Reproduce each of the lines word for word.

Start

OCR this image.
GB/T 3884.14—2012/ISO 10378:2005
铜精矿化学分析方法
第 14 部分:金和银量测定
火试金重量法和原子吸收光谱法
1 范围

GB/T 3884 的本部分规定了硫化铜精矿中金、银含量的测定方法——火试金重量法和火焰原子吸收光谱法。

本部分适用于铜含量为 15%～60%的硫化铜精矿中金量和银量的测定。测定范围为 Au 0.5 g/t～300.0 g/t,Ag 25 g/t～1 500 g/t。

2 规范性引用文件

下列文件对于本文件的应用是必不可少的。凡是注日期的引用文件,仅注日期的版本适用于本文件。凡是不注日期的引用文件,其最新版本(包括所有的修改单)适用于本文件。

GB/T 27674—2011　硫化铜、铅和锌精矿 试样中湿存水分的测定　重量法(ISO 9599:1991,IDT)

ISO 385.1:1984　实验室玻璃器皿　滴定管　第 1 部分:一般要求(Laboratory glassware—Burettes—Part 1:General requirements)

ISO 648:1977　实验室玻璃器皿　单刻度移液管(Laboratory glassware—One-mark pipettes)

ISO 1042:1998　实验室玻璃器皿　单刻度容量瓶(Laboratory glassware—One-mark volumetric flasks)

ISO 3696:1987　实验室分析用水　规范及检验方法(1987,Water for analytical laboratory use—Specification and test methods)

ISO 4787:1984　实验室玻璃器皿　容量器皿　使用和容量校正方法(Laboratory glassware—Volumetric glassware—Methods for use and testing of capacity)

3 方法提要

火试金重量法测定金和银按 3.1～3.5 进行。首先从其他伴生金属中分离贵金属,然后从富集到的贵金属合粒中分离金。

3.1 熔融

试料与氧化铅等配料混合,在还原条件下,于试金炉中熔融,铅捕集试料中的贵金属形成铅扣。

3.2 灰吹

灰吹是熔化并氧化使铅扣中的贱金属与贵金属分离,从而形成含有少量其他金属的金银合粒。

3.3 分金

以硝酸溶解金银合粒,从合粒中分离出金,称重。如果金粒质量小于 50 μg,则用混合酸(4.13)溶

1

End

● Solution to this exercise:
OCR this image.
GB/T 3884.14—2012/ISO 10378:2005
铜精矿化学分析方法
第 14 部分:金和银量测定
火试金重量法和原子吸收光谱法
1 范围

GB/T 3884 的本部分规定了硫化铜精矿中金、银含量的测定方法——火试金重量法和火焰原子吸收光谱法。

本部分适用于铜含量为 15%～60%的硫化铜精矿中金量和银量的测定。测定范围为 Au 0.5 g/t～300.0 g/t,Ag 25 g/t～1 500 g/t。

2 规范性引用文件

下列文件对于本文件的应用是必不可少的。凡是注日期的引用文件,仅注日期的版本适用于本文件。凡是不注日期的引用文件,其最新版本(包括所有的修改单)适用于本文件。

GB/T 27674—2011　硫化铜、铅和锌精矿 试样中湿存水分的测定　重量法(ISO 9599:1991,IDT)

ISO 385.1:1984　实验室玻璃器皿　滴定管　第 1 部分:一般要求(Laboratory glassware—Burettes—Part 1:General requirements)

ISO 648:1977　实验室玻璃器皿　单刻度移液管(Laboratory glassware—One-mark pipettes)

ISO 1042:1998　实验室玻璃器皿　单刻度容量瓶(Laboratory glassware—One-mark volumetric flasks)

ISO 3696:1987　实验室分析用水　规范及检验方法(1987,Water for analytical laboratory use—Specification and test methods)

ISO 4787:1984　实验室玻璃器皿　容量器皿　使用和容量校正方法(Laboratory glassware—Volumetric glassware—Methods for use and testing of capacity)

3 方法提要

火试金重量法测定金和银按 3.1～3.5 进行。首先从其他伴生金属中分离贵金属,然后从富集到的贵金属合粒中分离金。

3.1 熔融

试料与氧化铅等配料混合,在还原条件下,于试金炉中熔融,铅捕集试料中的贵金属形成铅扣。

3.2 灰吹

灰吹是熔化并氧化使铅扣中的贱金属与贵金属分离,从而形成含有少量其他金属的金银合粒。

3.3 分金

以硝酸溶解金银合粒,从合粒中分离出金,称重。如果金粒质量小于 50 μg,则用混合酸(4.13)溶

1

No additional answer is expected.